• [Work to complete]: Restate each of the lines below word for word and drop every picture.
<<<<
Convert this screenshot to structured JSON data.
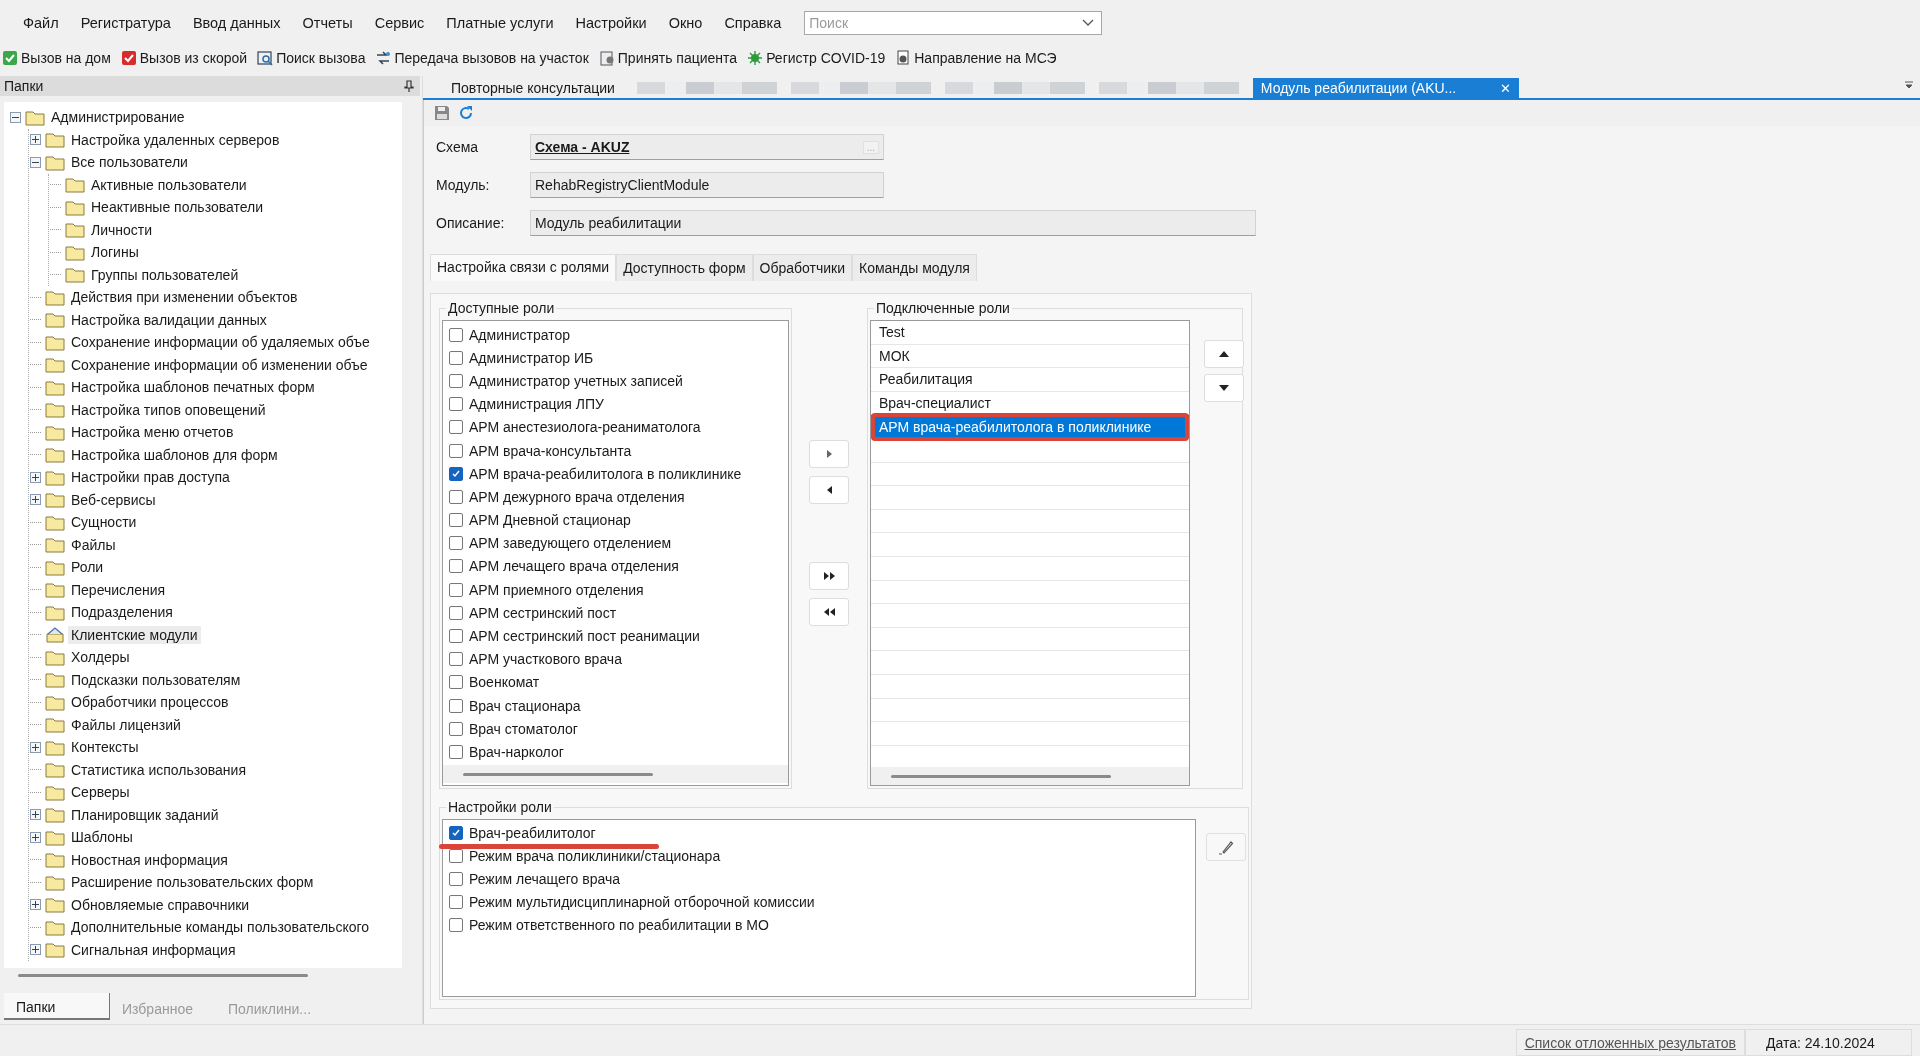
{
  "menu": [
    "Файл",
    "Регистратура",
    "Ввод данных",
    "Отчеты",
    "Сервис",
    "Платные услуги",
    "Настройки",
    "Окно",
    "Справка"
  ],
  "search": {
    "placeholder": "Поиск"
  },
  "toolbar": [
    "Вызов на дом",
    "Вызов из скорой",
    "Поиск вызова",
    "Передача вызовов на участок",
    "Принять пациента",
    "Регистр COVID-19",
    "Направление на МСЭ"
  ],
  "side_panel": {
    "title": "Папки",
    "tree": [
      {
        "label": "Администрирование",
        "expanded": true,
        "selected": false,
        "children": [
          {
            "label": "Настройка удаленных серверов",
            "expanded": false,
            "selected": false
          },
          {
            "label": "Все пользователи",
            "expanded": true,
            "selected": false,
            "children": [
              {
                "label": "Активные пользователи",
                "selected": false
              },
              {
                "label": "Неактивные пользователи",
                "selected": false
              },
              {
                "label": "Личности",
                "selected": false
              },
              {
                "label": "Логины",
                "selected": false
              },
              {
                "label": "Группы пользователей",
                "selected": false
              }
            ]
          },
          {
            "label": "Действия при изменении объектов",
            "selected": false
          },
          {
            "label": "Настройка валидации данных",
            "selected": false
          },
          {
            "label": "Сохранение информации об удаляемых объе",
            "selected": false
          },
          {
            "label": "Сохранение информации об изменении объе",
            "selected": false
          },
          {
            "label": "Настройка шаблонов печатных форм",
            "selected": false
          },
          {
            "label": "Настройка типов оповещений",
            "selected": false
          },
          {
            "label": "Настройка меню отчетов",
            "selected": false
          },
          {
            "label": "Настройка шаблонов для форм",
            "selected": false
          },
          {
            "label": "Настройки прав доступа",
            "expanded": false,
            "selected": false
          },
          {
            "label": "Веб-сервисы",
            "expanded": false,
            "selected": false
          },
          {
            "label": "Сущности",
            "selected": false
          },
          {
            "label": "Файлы",
            "selected": false
          },
          {
            "label": "Роли",
            "selected": false
          },
          {
            "label": "Перечисления",
            "selected": false
          },
          {
            "label": "Подразделения",
            "selected": false
          },
          {
            "label": "Клиентские модули",
            "selected": true
          },
          {
            "label": "Холдеры",
            "selected": false
          },
          {
            "label": "Подсказки пользователям",
            "selected": false
          },
          {
            "label": "Обработчики процессов",
            "selected": false
          },
          {
            "label": "Файлы лицензий",
            "selected": false
          },
          {
            "label": "Контексты",
            "expanded": false,
            "selected": false
          },
          {
            "label": "Статистика использования",
            "selected": false
          },
          {
            "label": "Серверы",
            "selected": false
          },
          {
            "label": "Планировщик заданий",
            "expanded": false,
            "selected": false
          },
          {
            "label": "Шаблоны",
            "expanded": false,
            "selected": false
          },
          {
            "label": "Новостная информация",
            "selected": false
          },
          {
            "label": "Расширение пользовательских форм",
            "selected": false
          },
          {
            "label": "Обновляемые справочники",
            "expanded": false,
            "selected": false
          },
          {
            "label": "Дополнительные команды пользовательского",
            "selected": false
          },
          {
            "label": "Сигнальная информация",
            "expanded": false,
            "selected": false
          }
        ]
      }
    ],
    "tabs": [
      {
        "label": "Папки",
        "selected": true
      },
      {
        "label": "Избранное",
        "selected": false
      },
      {
        "label": "Поликлини...",
        "selected": false
      }
    ]
  },
  "doc_tabs": [
    {
      "kind": "text",
      "label": "Повторные консультации",
      "selected": false
    },
    {
      "kind": "blurred",
      "selected": false
    },
    {
      "kind": "blurred",
      "selected": false
    },
    {
      "kind": "blurred",
      "selected": false
    },
    {
      "kind": "blurred",
      "selected": false
    },
    {
      "kind": "text",
      "label": "Модуль реабилитации (AKU...",
      "selected": true,
      "close": "✕"
    }
  ],
  "form": {
    "fields": [
      {
        "label": "Схема",
        "value": "Схема - AKUZ",
        "kind": "lookup",
        "browse": "..."
      },
      {
        "label": "Модуль:",
        "value": "RehabRegistryClientModule",
        "kind": "short"
      },
      {
        "label": "Описание:",
        "value": "Модуль реабилитации",
        "kind": "long"
      }
    ],
    "tabs": [
      {
        "label": "Настройка связи с ролями",
        "selected": true
      },
      {
        "label": "Доступность форм",
        "selected": false
      },
      {
        "label": "Обработчики",
        "selected": false
      },
      {
        "label": "Команды модуля",
        "selected": false
      }
    ],
    "available_roles": {
      "title": "Доступные роли",
      "items": [
        {
          "label": "Администратор",
          "checked": false
        },
        {
          "label": "Администратор ИБ",
          "checked": false
        },
        {
          "label": "Администратор учетных записей",
          "checked": false
        },
        {
          "label": "Администрация ЛПУ",
          "checked": false
        },
        {
          "label": "АРМ анестезиолога-реаниматолога",
          "checked": false
        },
        {
          "label": "АРМ врача-консультанта",
          "checked": false
        },
        {
          "label": "АРМ врача-реабилитолога в поликлинике",
          "checked": true
        },
        {
          "label": "АРМ дежурного врача отделения",
          "checked": false
        },
        {
          "label": "АРМ Дневной стационар",
          "checked": false
        },
        {
          "label": "АРМ заведующего отделением",
          "checked": false
        },
        {
          "label": "АРМ лечащего врача отделения",
          "checked": false
        },
        {
          "label": "АРМ приемного отделения",
          "checked": false
        },
        {
          "label": "АРМ сестринский пост",
          "checked": false
        },
        {
          "label": "АРМ сестринский пост реанимации",
          "checked": false
        },
        {
          "label": "АРМ участкового врача",
          "checked": false
        },
        {
          "label": "Военкомат",
          "checked": false
        },
        {
          "label": "Врач стационара",
          "checked": false
        },
        {
          "label": "Врач стоматолог",
          "checked": false
        },
        {
          "label": "Врач-нарколог",
          "checked": false
        }
      ]
    },
    "connected_roles": {
      "title": "Подключенные роли",
      "items": [
        {
          "label": "Test",
          "selected": false,
          "marked": false
        },
        {
          "label": "МОК",
          "selected": false,
          "marked": false
        },
        {
          "label": "Реабилитация",
          "selected": false,
          "marked": false
        },
        {
          "label": "Врач-специалист",
          "selected": false,
          "marked": false
        },
        {
          "label": "АРМ врача-реабилитолога в поликлинике",
          "selected": true,
          "marked": true
        }
      ]
    },
    "role_settings": {
      "title": "Настройки роли",
      "items": [
        {
          "label": "Врач-реабилитолог",
          "checked": true,
          "marked": true
        },
        {
          "label": "Режим врача поликлиники/стационара",
          "checked": false,
          "marked": false
        },
        {
          "label": "Режим лечащего врача",
          "checked": false,
          "marked": false
        },
        {
          "label": "Режим мультидисциплинарной отборочной комиссии",
          "checked": false,
          "marked": false
        },
        {
          "label": "Режим ответственного по реабилитации в МО",
          "checked": false,
          "marked": false
        }
      ]
    }
  },
  "status_bar": {
    "link": "Список отложенных результатов",
    "date": "Дата: 24.10.2024"
  }
}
>>>>
• [Task output]:
Convert this screenshot to structured JSON data.
{
  "menu": [
    "Файл",
    "Регистратура",
    "Ввод данных",
    "Отчеты",
    "Сервис",
    "Платные услуги",
    "Настройки",
    "Окно",
    "Справка"
  ],
  "search": {
    "placeholder": "Поиск"
  },
  "toolbar": [
    "Вызов на дом",
    "Вызов из скорой",
    "Поиск вызова",
    "Передача вызовов на участок",
    "Принять пациента",
    "Регистр COVID-19",
    "Направление на МСЭ"
  ],
  "side_panel": {
    "title": "Папки",
    "tree": [
      {
        "label": "Администрирование",
        "expanded": true,
        "selected": false,
        "children": [
          {
            "label": "Настройка удаленных серверов",
            "expanded": false,
            "selected": false
          },
          {
            "label": "Все пользователи",
            "expanded": true,
            "selected": false,
            "children": [
              {
                "label": "Активные пользователи",
                "selected": false
              },
              {
                "label": "Неактивные пользователи",
                "selected": false
              },
              {
                "label": "Личности",
                "selected": false
              },
              {
                "label": "Логины",
                "selected": false
              },
              {
                "label": "Группы пользователей",
                "selected": false
              }
            ]
          },
          {
            "label": "Действия при изменении объектов",
            "selected": false
          },
          {
            "label": "Настройка валидации данных",
            "selected": false
          },
          {
            "label": "Сохранение информации об удаляемых объе",
            "selected": false
          },
          {
            "label": "Сохранение информации об изменении объе",
            "selected": false
          },
          {
            "label": "Настройка шаблонов печатных форм",
            "selected": false
          },
          {
            "label": "Настройка типов оповещений",
            "selected": false
          },
          {
            "label": "Настройка меню отчетов",
            "selected": false
          },
          {
            "label": "Настройка шаблонов для форм",
            "selected": false
          },
          {
            "label": "Настройки прав доступа",
            "expanded": false,
            "selected": false
          },
          {
            "label": "Веб-сервисы",
            "expanded": false,
            "selected": false
          },
          {
            "label": "Сущности",
            "selected": false
          },
          {
            "label": "Файлы",
            "selected": false
          },
          {
            "label": "Роли",
            "selected": false
          },
          {
            "label": "Перечисления",
            "selected": false
          },
          {
            "label": "Подразделения",
            "selected": false
          },
          {
            "label": "Клиентские модули",
            "selected": true
          },
          {
            "label": "Холдеры",
            "selected": false
          },
          {
            "label": "Подсказки пользователям",
            "selected": false
          },
          {
            "label": "Обработчики процессов",
            "selected": false
          },
          {
            "label": "Файлы лицензий",
            "selected": false
          },
          {
            "label": "Контексты",
            "expanded": false,
            "selected": false
          },
          {
            "label": "Статистика использования",
            "selected": false
          },
          {
            "label": "Серверы",
            "selected": false
          },
          {
            "label": "Планировщик заданий",
            "expanded": false,
            "selected": false
          },
          {
            "label": "Шаблоны",
            "expanded": false,
            "selected": false
          },
          {
            "label": "Новостная информация",
            "selected": false
          },
          {
            "label": "Расширение пользовательских форм",
            "selected": false
          },
          {
            "label": "Обновляемые справочники",
            "expanded": false,
            "selected": false
          },
          {
            "label": "Дополнительные команды пользовательского",
            "selected": false
          },
          {
            "label": "Сигнальная информация",
            "expanded": false,
            "selected": false
          }
        ]
      }
    ],
    "tabs": [
      {
        "label": "Папки",
        "selected": true
      },
      {
        "label": "Избранное",
        "selected": false
      },
      {
        "label": "Поликлини...",
        "selected": false
      }
    ]
  },
  "doc_tabs": [
    {
      "kind": "text",
      "label": "Повторные консультации",
      "selected": false
    },
    {
      "kind": "blurred",
      "selected": false
    },
    {
      "kind": "blurred",
      "selected": false
    },
    {
      "kind": "blurred",
      "selected": false
    },
    {
      "kind": "blurred",
      "selected": false
    },
    {
      "kind": "text",
      "label": "Модуль реабилитации (AKU...",
      "selected": true,
      "close": "✕"
    }
  ],
  "form": {
    "fields": [
      {
        "label": "Схема",
        "value": "Схема - AKUZ",
        "kind": "lookup",
        "browse": "..."
      },
      {
        "label": "Модуль:",
        "value": "RehabRegistryClientModule",
        "kind": "short"
      },
      {
        "label": "Описание:",
        "value": "Модуль реабилитации",
        "kind": "long"
      }
    ],
    "tabs": [
      {
        "label": "Настройка связи с ролями",
        "selected": true
      },
      {
        "label": "Доступность форм",
        "selected": false
      },
      {
        "label": "Обработчики",
        "selected": false
      },
      {
        "label": "Команды модуля",
        "selected": false
      }
    ],
    "available_roles": {
      "title": "Доступные роли",
      "items": [
        {
          "label": "Администратор",
          "checked": false
        },
        {
          "label": "Администратор ИБ",
          "checked": false
        },
        {
          "label": "Администратор учетных записей",
          "checked": false
        },
        {
          "label": "Администрация ЛПУ",
          "checked": false
        },
        {
          "label": "АРМ анестезиолога-реаниматолога",
          "checked": false
        },
        {
          "label": "АРМ врача-консультанта",
          "checked": false
        },
        {
          "label": "АРМ врача-реабилитолога в поликлинике",
          "checked": true
        },
        {
          "label": "АРМ дежурного врача отделения",
          "checked": false
        },
        {
          "label": "АРМ Дневной стационар",
          "checked": false
        },
        {
          "label": "АРМ заведующего отделением",
          "checked": false
        },
        {
          "label": "АРМ лечащего врача отделения",
          "checked": false
        },
        {
          "label": "АРМ приемного отделения",
          "checked": false
        },
        {
          "label": "АРМ сестринский пост",
          "checked": false
        },
        {
          "label": "АРМ сестринский пост реанимации",
          "checked": false
        },
        {
          "label": "АРМ участкового врача",
          "checked": false
        },
        {
          "label": "Военкомат",
          "checked": false
        },
        {
          "label": "Врач стационара",
          "checked": false
        },
        {
          "label": "Врач стоматолог",
          "checked": false
        },
        {
          "label": "Врач-нарколог",
          "checked": false
        }
      ]
    },
    "connected_roles": {
      "title": "Подключенные роли",
      "items": [
        {
          "label": "Test",
          "selected": false,
          "marked": false
        },
        {
          "label": "МОК",
          "selected": false,
          "marked": false
        },
        {
          "label": "Реабилитация",
          "selected": false,
          "marked": false
        },
        {
          "label": "Врач-специалист",
          "selected": false,
          "marked": false
        },
        {
          "label": "АРМ врача-реабилитолога в поликлинике",
          "selected": true,
          "marked": true
        }
      ]
    },
    "role_settings": {
      "title": "Настройки роли",
      "items": [
        {
          "label": "Врач-реабилитолог",
          "checked": true,
          "marked": true
        },
        {
          "label": "Режим врача поликлиники/стационара",
          "checked": false,
          "marked": false
        },
        {
          "label": "Режим лечащего врача",
          "checked": false,
          "marked": false
        },
        {
          "label": "Режим мультидисциплинарной отборочной комиссии",
          "checked": false,
          "marked": false
        },
        {
          "label": "Режим ответственного по реабилитации в МО",
          "checked": false,
          "marked": false
        }
      ]
    }
  },
  "status_bar": {
    "link": "Список отложенных результатов",
    "date": "Дата: 24.10.2024"
  }
}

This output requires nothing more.